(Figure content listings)
****************
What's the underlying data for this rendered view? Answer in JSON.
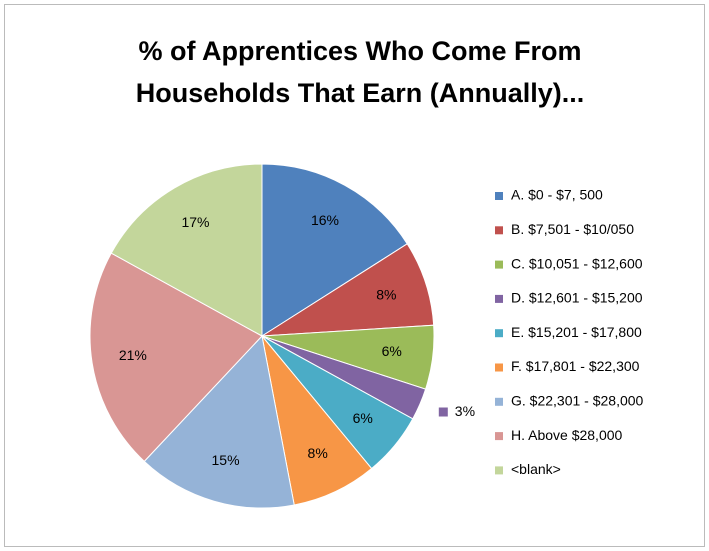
{
  "chart_data": {
    "type": "pie",
    "title": "% of Apprentices Who Come From Households That Earn (Annually)...",
    "categories": [
      "A. $0 - $7, 500",
      "B. $7,501 - $10/050",
      "C. $10,051 - $12,600",
      "D. $12,601 - $15,200",
      "E. $15,201 - $17,800",
      "F. $17,801 - $22,300",
      "G. $22,301 - $28,000",
      "H. Above $28,000",
      "<blank>"
    ],
    "values": [
      16,
      8,
      6,
      3,
      6,
      8,
      15,
      21,
      17
    ],
    "value_labels": [
      "16%",
      "8%",
      "6%",
      "3%",
      "6%",
      "8%",
      "15%",
      "21%",
      "17%"
    ],
    "colors": [
      "#4f81bd",
      "#c0504d",
      "#9bbb59",
      "#8064a2",
      "#4bacc6",
      "#f79646",
      "#95b3d7",
      "#d99694",
      "#c3d69b"
    ],
    "legend": "right"
  }
}
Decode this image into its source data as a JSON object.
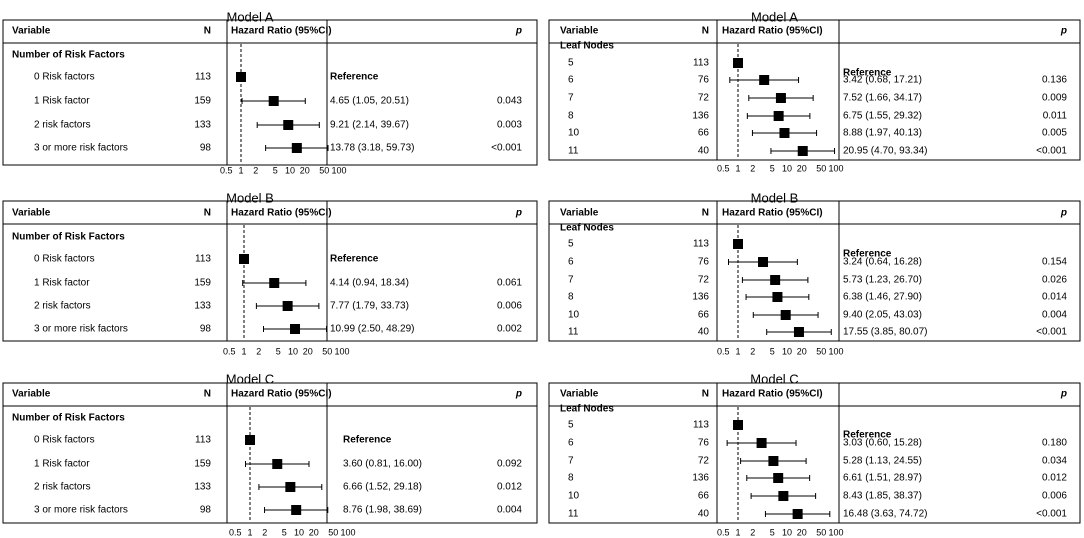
****************
Return each line with "JSON".

What's the underlying data for this rendered view? Answer in JSON.
Decode this image into its source data as a JSON object.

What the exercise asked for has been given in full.